OBJECTIVE: Go through the material below and copy all lines with "DEFG".

SOURCE RECORDS:
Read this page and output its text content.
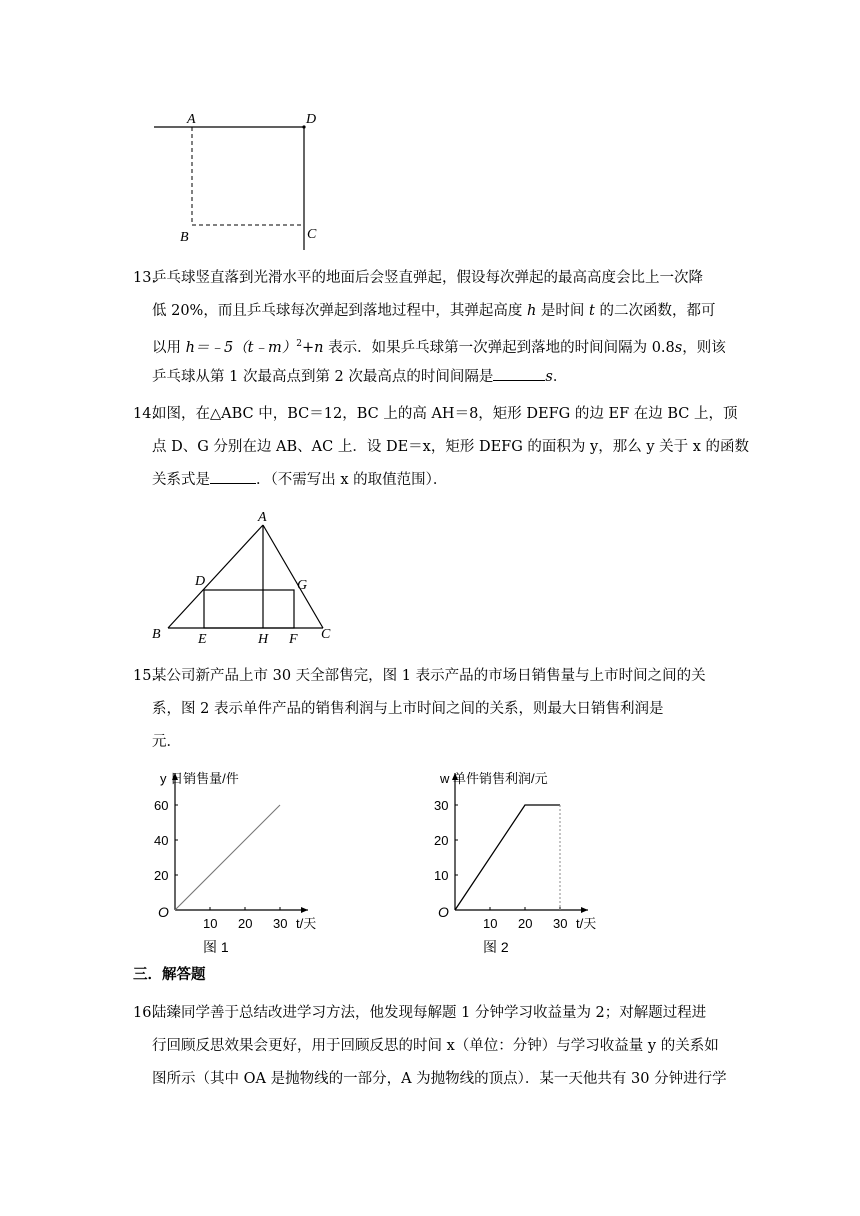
A	D
B	C
13.乒乓球竖直落到光滑水平的地面后会竖直弹起，假设每次弹起的最高高度会比上一次降
低 20%，而且乒乓球每次弹起到落地过程中，其弹起高度 h 是时间 t 的二次函数，都可
以用 h＝﹣5（t﹣m）$^2$+n 表示．如果乒乓球第一次弹起到落地的时间间隔为 0.8s，则该
乒乓球从第 1 次最高点到第 2 次最高点的时间间隔是	s．
14.如图，在△ABC 中，BC＝12，BC 上的高 AH＝8，矩形 DEFG 的边 EF 在边 BC 上，顶
点 D、G 分别在边 AB、AC 上．设 DE＝x，矩形 DEFG 的面积为 y，那么 y 关于 x 的函数
关系式是	．（不需写出 x 的取值范围）．
A
D	G
B	E	H F C
15.某公司新产品上市 30 天全部售完，图 1 表示产品的市场日销售量与上市时间之间的关
系，图 2 表示单件产品的销售利润与上市时间之间的关系，则最大日销售利润是
元．
O
y 日销售量/件
t/天
10 20 30
20
40
60
图 1
O
w 单件销售利润/元
t/天
10 20 30
10
20
30
图 2
三．解答题
16.陆臻同学善于总结改进学习方法，他发现每解题 1 分钟学习收益量为 2；对解题过程进
行回顾反思效果会更好，用于回顾反思的时间 x（单位：分钟）与学习收益量 y 的关系如
图所示（其中 OA 是抛物线的一部分，A 为抛物线的顶点）．某一天他共有 30 分钟进行学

SOLUTION FOR THIS TASK:
14.如图，在△ABC 中，BC＝12，BC 上的高 AH＝8，矩形 DEFG 的边 EF 在边 BC 上，顶
点 D、G 分别在边 AB、AC 上．设 DE＝x，矩形 DEFG 的面积为 y，那么 y 关于 x 的函数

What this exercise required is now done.